Exercise inputs:

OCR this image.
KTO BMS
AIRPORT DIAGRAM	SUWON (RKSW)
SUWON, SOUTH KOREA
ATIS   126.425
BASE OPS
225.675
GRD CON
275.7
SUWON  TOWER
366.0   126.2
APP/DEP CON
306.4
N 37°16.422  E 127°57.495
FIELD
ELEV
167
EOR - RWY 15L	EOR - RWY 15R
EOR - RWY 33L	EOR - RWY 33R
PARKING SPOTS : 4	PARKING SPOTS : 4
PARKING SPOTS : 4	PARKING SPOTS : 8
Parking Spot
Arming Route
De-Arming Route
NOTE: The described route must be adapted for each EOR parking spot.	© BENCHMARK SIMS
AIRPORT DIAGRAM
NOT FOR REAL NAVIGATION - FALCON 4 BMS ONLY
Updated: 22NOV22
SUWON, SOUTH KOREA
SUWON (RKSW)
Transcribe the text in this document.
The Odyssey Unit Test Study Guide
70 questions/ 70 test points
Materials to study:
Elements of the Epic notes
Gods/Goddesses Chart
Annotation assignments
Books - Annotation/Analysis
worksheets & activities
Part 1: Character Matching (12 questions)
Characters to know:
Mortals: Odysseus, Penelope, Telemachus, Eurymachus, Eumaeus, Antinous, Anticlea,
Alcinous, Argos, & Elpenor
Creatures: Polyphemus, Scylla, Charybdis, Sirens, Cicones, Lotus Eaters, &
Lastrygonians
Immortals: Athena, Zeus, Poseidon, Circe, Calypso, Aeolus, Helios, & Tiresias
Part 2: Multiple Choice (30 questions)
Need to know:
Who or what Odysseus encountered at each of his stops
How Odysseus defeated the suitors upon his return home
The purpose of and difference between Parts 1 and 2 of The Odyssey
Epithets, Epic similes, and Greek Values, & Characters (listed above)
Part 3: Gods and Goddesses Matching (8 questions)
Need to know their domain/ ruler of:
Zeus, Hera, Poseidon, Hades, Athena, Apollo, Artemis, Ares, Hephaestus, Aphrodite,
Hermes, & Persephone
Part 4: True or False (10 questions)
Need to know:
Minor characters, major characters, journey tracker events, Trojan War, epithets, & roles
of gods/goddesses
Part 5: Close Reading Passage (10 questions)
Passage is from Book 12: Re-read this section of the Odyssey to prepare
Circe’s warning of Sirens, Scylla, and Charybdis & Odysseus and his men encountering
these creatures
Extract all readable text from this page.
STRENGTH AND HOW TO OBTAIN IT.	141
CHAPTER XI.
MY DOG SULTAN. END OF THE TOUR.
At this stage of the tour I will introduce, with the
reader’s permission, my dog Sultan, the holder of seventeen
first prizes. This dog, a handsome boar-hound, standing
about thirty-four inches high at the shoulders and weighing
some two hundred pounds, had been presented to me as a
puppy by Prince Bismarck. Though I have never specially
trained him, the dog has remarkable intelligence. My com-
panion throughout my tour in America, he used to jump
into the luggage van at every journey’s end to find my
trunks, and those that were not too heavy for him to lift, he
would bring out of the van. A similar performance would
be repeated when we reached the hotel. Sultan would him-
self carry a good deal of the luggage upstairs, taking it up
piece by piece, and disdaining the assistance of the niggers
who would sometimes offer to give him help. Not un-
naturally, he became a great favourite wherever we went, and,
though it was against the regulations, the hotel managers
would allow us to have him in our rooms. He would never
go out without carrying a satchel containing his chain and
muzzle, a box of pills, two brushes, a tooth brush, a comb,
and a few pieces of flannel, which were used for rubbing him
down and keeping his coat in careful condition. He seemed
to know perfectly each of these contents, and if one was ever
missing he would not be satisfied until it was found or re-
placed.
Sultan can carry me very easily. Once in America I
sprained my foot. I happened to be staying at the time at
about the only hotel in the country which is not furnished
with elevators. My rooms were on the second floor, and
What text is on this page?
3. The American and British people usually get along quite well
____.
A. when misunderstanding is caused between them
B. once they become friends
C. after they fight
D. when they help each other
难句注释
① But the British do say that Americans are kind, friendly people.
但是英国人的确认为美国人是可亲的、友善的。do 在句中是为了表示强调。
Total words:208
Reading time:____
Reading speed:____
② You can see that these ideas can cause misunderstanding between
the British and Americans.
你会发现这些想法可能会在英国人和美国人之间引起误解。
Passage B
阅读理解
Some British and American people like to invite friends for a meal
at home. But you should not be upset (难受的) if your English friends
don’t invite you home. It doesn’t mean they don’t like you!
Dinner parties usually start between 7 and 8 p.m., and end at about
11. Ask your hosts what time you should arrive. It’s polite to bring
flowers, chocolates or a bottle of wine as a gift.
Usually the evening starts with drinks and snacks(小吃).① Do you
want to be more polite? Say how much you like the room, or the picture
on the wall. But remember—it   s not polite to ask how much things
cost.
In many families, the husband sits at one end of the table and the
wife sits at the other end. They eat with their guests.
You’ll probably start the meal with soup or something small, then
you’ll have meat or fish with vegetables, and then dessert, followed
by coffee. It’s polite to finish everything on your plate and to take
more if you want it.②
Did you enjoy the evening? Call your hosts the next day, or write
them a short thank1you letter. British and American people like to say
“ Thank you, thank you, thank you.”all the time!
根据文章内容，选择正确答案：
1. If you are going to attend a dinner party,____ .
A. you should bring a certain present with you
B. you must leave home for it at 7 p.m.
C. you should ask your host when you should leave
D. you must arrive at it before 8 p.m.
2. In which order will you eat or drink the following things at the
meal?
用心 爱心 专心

Work required:
Each line of the material should be duplicated exactly, please.

Written response:
OCR this image.
KTO BMS
AIRPORT DIAGRAM	SUWON (RKSW)
SUWON, SOUTH KOREA
ATIS   126.425
BASE OPS
225.675
GRD CON
275.7
SUWON  TOWER
366.0   126.2
APP/DEP CON
306.4
N 37°16.422  E 127°57.495
FIELD
ELEV
167
EOR - RWY 15L	EOR - RWY 15R
EOR - RWY 33L	EOR - RWY 33R
PARKING SPOTS : 4	PARKING SPOTS : 4
PARKING SPOTS : 4	PARKING SPOTS : 8
Parking Spot
Arming Route
De-Arming Route
NOTE: The described route must be adapted for each EOR parking spot.	© BENCHMARK SIMS
AIRPORT DIAGRAM
NOT FOR REAL NAVIGATION - FALCON 4 BMS ONLY
Updated: 22NOV22
SUWON, SOUTH KOREA
SUWON (RKSW)
Transcribe the text in this document.
The Odyssey Unit Test Study Guide
70 questions/ 70 test points
Materials to study:
Elements of the Epic notes
Gods/Goddesses Chart
Annotation assignments
Books - Annotation/Analysis
worksheets & activities
Part 1: Character Matching (12 questions)
Characters to know:
Mortals: Odysseus, Penelope, Telemachus, Eurymachus, Eumaeus, Antinous, Anticlea,
Alcinous, Argos, & Elpenor
Creatures: Polyphemus, Scylla, Charybdis, Sirens, Cicones, Lotus Eaters, &
Lastrygonians
Immortals: Athena, Zeus, Poseidon, Circe, Calypso, Aeolus, Helios, & Tiresias
Part 2: Multiple Choice (30 questions)
Need to know:
Who or what Odysseus encountered at each of his stops
How Odysseus defeated the suitors upon his return home
The purpose of and difference between Parts 1 and 2 of The Odyssey
Epithets, Epic similes, and Greek Values, & Characters (listed above)
Part 3: Gods and Goddesses Matching (8 questions)
Need to know their domain/ ruler of:
Zeus, Hera, Poseidon, Hades, Athena, Apollo, Artemis, Ares, Hephaestus, Aphrodite,
Hermes, & Persephone
Part 4: True or False (10 questions)
Need to know:
Minor characters, major characters, journey tracker events, Trojan War, epithets, & roles
of gods/goddesses
Part 5: Close Reading Passage (10 questions)
Passage is from Book 12: Re-read this section of the Odyssey to prepare
Circe’s warning of Sirens, Scylla, and Charybdis & Odysseus and his men encountering
these creatures
Extract all readable text from this page.
STRENGTH AND HOW TO OBTAIN IT.	141
CHAPTER XI.
MY DOG SULTAN. END OF THE TOUR.
At this stage of the tour I will introduce, with the
reader’s permission, my dog Sultan, the holder of seventeen
first prizes. This dog, a handsome boar-hound, standing
about thirty-four inches high at the shoulders and weighing
some two hundred pounds, had been presented to me as a
puppy by Prince Bismarck. Though I have never specially
trained him, the dog has remarkable intelligence. My com-
panion throughout my tour in America, he used to jump
into the luggage van at every journey’s end to find my
trunks, and those that were not too heavy for him to lift, he
would bring out of the van. A similar performance would
be repeated when we reached the hotel. Sultan would him-
self carry a good deal of the luggage upstairs, taking it up
piece by piece, and disdaining the assistance of the niggers
who would sometimes offer to give him help. Not un-
naturally, he became a great favourite wherever we went, and,
though it was against the regulations, the hotel managers
would allow us to have him in our rooms. He would never
go out without carrying a satchel containing his chain and
muzzle, a box of pills, two brushes, a tooth brush, a comb,
and a few pieces of flannel, which were used for rubbing him
down and keeping his coat in careful condition. He seemed
to know perfectly each of these contents, and if one was ever
missing he would not be satisfied until it was found or re-
placed.
Sultan can carry me very easily. Once in America I
sprained my foot. I happened to be staying at the time at
about the only hotel in the country which is not furnished
with elevators. My rooms were on the second floor, and
What text is on this page?
3. The American and British people usually get along quite well
____.
A. when misunderstanding is caused between them
B. once they become friends
C. after they fight
D. when they help each other
难句注释
① But the British do say that Americans are kind, friendly people.
但是英国人的确认为美国人是可亲的、友善的。do 在句中是为了表示强调。
Total words:208
Reading time:____
Reading speed:____
② You can see that these ideas can cause misunderstanding between
the British and Americans.
你会发现这些想法可能会在英国人和美国人之间引起误解。
Passage B
阅读理解
Some British and American people like to invite friends for a meal
at home. But you should not be upset (难受的) if your English friends
don’t invite you home. It doesn’t mean they don’t like you!
Dinner parties usually start between 7 and 8 p.m., and end at about
11. Ask your hosts what time you should arrive. It’s polite to bring
flowers, chocolates or a bottle of wine as a gift.
Usually the evening starts with drinks and snacks(小吃).① Do you
want to be more polite? Say how much you like the room, or the picture
on the wall. But remember—it   s not polite to ask how much things
cost.
In many families, the husband sits at one end of the table and the
wife sits at the other end. They eat with their guests.
You’ll probably start the meal with soup or something small, then
you’ll have meat or fish with vegetables, and then dessert, followed
by coffee. It’s polite to finish everything on your plate and to take
more if you want it.②
Did you enjoy the evening? Call your hosts the next day, or write
them a short thank1you letter. British and American people like to say
“ Thank you, thank you, thank you.”all the time!
根据文章内容，选择正确答案：
1. If you are going to attend a dinner party,____ .
A. you should bring a certain present with you
B. you must leave home for it at 7 p.m.
C. you should ask your host when you should leave
D. you must arrive at it before 8 p.m.
2. In which order will you eat or drink the following things at the
meal?
用心 爱心 专心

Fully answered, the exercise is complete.